Dataset records
— START —
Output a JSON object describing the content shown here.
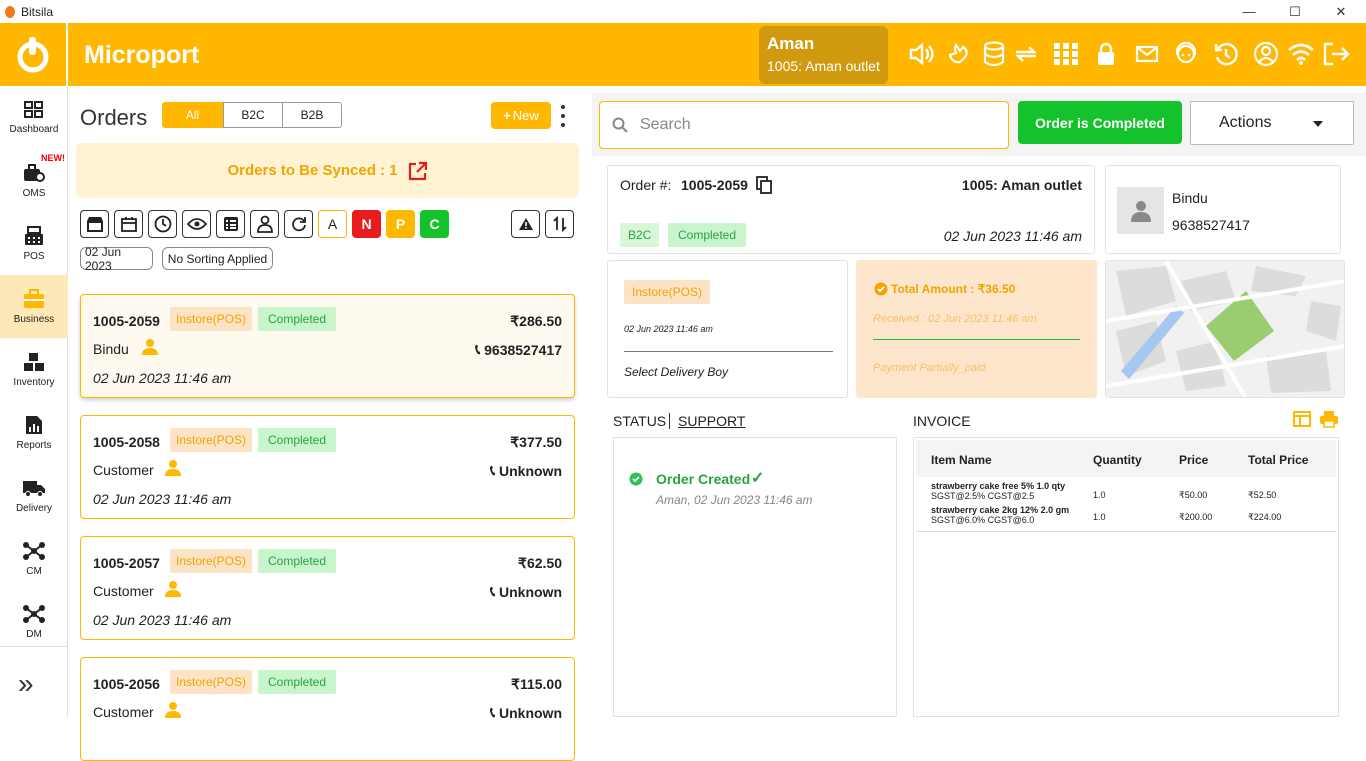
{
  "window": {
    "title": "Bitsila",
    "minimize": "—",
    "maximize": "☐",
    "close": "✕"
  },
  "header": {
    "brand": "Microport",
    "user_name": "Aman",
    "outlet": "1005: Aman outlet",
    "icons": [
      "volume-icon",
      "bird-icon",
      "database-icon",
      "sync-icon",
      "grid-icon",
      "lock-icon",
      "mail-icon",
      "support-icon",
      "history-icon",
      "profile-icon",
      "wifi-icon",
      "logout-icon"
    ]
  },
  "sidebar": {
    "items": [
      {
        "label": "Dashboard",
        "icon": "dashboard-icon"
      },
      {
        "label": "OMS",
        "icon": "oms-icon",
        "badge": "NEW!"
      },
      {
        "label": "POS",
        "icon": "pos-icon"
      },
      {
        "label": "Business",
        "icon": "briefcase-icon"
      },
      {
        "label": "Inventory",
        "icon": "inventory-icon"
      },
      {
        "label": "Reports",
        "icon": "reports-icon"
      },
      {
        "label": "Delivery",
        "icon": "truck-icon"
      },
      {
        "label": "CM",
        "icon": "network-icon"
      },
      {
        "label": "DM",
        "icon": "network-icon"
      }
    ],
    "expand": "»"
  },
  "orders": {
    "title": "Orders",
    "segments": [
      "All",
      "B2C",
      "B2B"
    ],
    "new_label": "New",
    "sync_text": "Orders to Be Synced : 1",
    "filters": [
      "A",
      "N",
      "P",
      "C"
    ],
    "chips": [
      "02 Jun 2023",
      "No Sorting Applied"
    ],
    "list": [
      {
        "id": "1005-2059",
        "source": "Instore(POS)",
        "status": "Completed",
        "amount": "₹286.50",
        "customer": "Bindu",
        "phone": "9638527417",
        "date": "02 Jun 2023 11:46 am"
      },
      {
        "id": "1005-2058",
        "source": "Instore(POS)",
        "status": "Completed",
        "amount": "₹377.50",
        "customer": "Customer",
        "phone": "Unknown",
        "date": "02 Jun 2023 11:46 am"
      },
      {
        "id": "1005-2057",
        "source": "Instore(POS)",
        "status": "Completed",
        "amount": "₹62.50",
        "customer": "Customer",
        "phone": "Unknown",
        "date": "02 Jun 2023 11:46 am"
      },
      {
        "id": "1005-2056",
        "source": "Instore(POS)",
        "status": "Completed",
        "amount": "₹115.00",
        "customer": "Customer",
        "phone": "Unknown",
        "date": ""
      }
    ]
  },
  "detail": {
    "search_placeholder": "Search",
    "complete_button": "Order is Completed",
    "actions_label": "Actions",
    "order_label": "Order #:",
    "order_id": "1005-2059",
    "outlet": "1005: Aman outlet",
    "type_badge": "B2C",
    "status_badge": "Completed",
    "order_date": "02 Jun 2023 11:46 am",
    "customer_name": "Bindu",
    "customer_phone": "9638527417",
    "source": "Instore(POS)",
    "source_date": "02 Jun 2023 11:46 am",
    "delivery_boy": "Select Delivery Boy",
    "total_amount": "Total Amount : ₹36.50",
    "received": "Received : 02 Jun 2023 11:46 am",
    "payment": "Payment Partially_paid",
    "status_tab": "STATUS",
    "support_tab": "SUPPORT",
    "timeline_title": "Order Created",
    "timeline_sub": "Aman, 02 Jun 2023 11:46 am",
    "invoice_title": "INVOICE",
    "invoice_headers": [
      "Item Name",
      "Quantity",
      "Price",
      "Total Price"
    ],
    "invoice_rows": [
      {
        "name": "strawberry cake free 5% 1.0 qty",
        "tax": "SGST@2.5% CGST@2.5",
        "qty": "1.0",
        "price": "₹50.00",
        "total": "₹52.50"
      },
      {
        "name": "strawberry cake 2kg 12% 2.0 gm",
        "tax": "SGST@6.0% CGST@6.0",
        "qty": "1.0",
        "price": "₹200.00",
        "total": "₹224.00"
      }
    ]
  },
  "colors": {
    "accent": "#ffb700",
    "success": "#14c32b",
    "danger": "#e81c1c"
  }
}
— END —
— START —
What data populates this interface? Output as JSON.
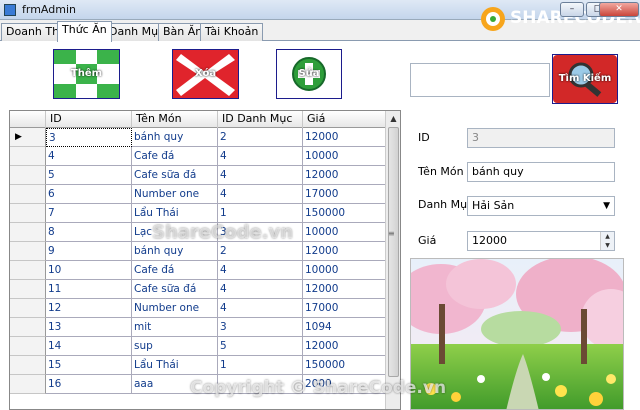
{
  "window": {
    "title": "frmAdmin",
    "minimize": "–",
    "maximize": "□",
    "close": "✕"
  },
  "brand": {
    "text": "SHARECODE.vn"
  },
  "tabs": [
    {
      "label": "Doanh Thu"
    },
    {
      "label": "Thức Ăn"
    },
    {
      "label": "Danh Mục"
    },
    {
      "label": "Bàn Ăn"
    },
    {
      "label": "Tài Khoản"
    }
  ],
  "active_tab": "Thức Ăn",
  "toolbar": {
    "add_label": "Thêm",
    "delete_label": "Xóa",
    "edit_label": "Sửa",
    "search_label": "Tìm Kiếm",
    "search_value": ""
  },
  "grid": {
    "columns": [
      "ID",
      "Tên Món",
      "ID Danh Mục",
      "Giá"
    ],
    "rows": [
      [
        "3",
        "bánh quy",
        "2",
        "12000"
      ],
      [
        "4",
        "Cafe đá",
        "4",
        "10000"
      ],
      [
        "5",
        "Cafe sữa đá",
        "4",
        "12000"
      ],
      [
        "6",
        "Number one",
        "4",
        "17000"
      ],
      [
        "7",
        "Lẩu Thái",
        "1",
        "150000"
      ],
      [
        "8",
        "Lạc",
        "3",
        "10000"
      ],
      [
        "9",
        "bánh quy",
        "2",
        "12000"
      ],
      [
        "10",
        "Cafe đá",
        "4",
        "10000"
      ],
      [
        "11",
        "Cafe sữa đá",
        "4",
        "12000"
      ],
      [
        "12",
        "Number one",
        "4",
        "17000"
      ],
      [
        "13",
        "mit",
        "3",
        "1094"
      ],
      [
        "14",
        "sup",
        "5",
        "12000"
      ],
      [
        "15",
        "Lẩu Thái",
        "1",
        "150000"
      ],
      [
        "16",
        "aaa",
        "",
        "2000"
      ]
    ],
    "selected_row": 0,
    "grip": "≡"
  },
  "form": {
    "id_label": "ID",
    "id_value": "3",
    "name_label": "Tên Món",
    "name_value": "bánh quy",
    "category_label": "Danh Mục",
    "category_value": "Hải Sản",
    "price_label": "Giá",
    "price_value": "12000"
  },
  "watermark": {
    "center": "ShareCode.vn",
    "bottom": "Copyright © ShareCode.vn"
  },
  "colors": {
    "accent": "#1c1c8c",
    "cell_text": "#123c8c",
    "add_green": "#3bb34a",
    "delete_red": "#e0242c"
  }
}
— END —
### OBJECTIVE
Of the lines in the listing above, how many hold the string "JSON"? Reply with the number only.

### RESPONSE TO THIS TASK
2